*SHORT EXERCISE 1*. Please copy the records starting at their first line and ending at the line that contains "x-tick-label: 0: [101, 398, 107, 406]", both ends included, reproducing each line unchanged.

*GIVEN TEXT*.
In terms of economic theory, families face a bundle of consumption choices that determine how much they will spend on education and private consumption. Any number of consumption bundles are available as long as they fit within the budget constraint. This means that any bundle of consumption of education and private consumption must not exceed budgetary constraints. Indifference curves represent the preferences of one good over another. The indifference curve determines how much education an individual will want to consume versus how much private consumption an individual will want to consume.

Government intervention in education typically takes two forms. The first approach can be broad, such as instituting charter schools, magnet schools, or for-profit schools and increasing competition. The second approach can be individually focused such as providing subsidies or loans for individuals to attend college or school vouchers for K-12.

Vouchers are typically instituted for two broad economic reasons.  The first reason is consumer choice. A family can choose to where their child goes to school and pick the school that is closest to their preference of education provider.

The second reason why vouchers are proposed is to increase market competition amongst schools. Similar to the free market theorem, vouchers are intended to make schools more competitive while lowering costs for schools and increasing the educational quality for consumers, the families.

*THE RECORDS*.
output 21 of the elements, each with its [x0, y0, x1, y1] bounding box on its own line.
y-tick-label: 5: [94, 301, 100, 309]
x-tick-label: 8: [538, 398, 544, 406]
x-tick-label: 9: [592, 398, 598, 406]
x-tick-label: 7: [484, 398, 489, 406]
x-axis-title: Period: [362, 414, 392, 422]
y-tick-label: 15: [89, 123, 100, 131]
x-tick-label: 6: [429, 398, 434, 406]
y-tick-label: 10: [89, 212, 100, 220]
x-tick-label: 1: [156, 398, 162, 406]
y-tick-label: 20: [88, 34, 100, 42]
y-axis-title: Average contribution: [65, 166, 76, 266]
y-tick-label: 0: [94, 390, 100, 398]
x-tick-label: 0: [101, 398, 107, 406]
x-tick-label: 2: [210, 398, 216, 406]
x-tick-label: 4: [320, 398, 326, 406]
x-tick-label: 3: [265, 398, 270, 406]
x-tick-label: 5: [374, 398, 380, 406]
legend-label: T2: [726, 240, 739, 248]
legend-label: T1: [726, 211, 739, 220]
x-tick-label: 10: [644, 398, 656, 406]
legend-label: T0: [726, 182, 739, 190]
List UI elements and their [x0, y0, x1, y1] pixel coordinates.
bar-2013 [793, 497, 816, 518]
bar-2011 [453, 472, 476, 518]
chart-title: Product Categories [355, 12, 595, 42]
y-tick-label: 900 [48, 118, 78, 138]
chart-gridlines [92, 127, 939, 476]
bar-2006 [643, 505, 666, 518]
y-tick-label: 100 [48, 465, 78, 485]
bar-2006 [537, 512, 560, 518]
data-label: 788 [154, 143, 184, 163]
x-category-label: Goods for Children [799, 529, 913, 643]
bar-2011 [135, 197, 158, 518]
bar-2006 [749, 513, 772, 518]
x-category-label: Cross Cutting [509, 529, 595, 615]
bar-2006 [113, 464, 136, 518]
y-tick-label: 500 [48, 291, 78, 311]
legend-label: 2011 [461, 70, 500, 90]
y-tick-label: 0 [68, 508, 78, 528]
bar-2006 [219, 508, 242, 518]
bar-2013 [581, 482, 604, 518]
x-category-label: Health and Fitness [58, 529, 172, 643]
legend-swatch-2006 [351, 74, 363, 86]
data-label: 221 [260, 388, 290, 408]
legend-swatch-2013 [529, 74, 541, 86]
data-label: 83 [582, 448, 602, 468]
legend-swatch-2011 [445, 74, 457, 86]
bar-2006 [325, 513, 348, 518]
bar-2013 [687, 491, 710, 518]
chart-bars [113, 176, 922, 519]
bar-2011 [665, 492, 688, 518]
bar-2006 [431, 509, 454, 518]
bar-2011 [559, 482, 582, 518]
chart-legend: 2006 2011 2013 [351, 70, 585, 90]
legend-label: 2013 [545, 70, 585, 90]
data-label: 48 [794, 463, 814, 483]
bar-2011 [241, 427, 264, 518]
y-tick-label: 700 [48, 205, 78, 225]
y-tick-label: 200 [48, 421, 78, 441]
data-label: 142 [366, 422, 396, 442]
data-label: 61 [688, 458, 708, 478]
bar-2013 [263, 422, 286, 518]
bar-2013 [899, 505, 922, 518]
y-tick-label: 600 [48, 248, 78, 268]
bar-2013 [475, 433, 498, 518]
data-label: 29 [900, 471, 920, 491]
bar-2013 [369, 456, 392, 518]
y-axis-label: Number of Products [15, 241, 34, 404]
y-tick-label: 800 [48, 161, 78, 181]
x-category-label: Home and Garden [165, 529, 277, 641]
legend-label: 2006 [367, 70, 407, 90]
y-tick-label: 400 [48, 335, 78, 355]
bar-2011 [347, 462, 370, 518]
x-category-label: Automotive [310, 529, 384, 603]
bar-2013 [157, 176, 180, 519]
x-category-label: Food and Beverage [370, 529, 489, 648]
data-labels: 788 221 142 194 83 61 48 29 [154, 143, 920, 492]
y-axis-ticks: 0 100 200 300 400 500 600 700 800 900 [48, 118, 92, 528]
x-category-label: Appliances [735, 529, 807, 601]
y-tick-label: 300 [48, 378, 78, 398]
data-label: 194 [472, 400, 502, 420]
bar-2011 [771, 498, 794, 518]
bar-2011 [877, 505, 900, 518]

*SHORT EXERCISE 2*.
Answer these questions from the education economics passage:
(a) What do indifference curves represent?
(b) What two forms does government intervention in education typically take?
(c) What is the first economic reason given for instituting vouchers?

*TASK OUTPUT 1*.
output 21 of the elements, each with its [x0, y0, x1, y1] bounding box on its own line.
y-tick-label: 5: [94, 301, 100, 309]
x-tick-label: 8: [538, 398, 544, 406]
x-tick-label: 9: [592, 398, 598, 406]
x-tick-label: 7: [484, 398, 489, 406]
x-axis-title: Period: [362, 414, 392, 422]
y-tick-label: 15: [89, 123, 100, 131]
x-tick-label: 6: [429, 398, 434, 406]
y-tick-label: 10: [89, 212, 100, 220]
x-tick-label: 1: [156, 398, 162, 406]
y-tick-label: 20: [88, 34, 100, 42]
y-axis-title: Average contribution: [65, 166, 76, 266]
y-tick-label: 0: [94, 390, 100, 398]
x-tick-label: 0: [101, 398, 107, 406]

*TASK OUTPUT 2*.
(a) The preferences of one good over another.
(b) A broad approach, such as instituting charter schools, magnet schools, or for-profit schools and increasing competition, and an individually focused approach, such as providing subsidies or loans for individuals to attend college or school vouchers for K-12.
(c) Consumer choice.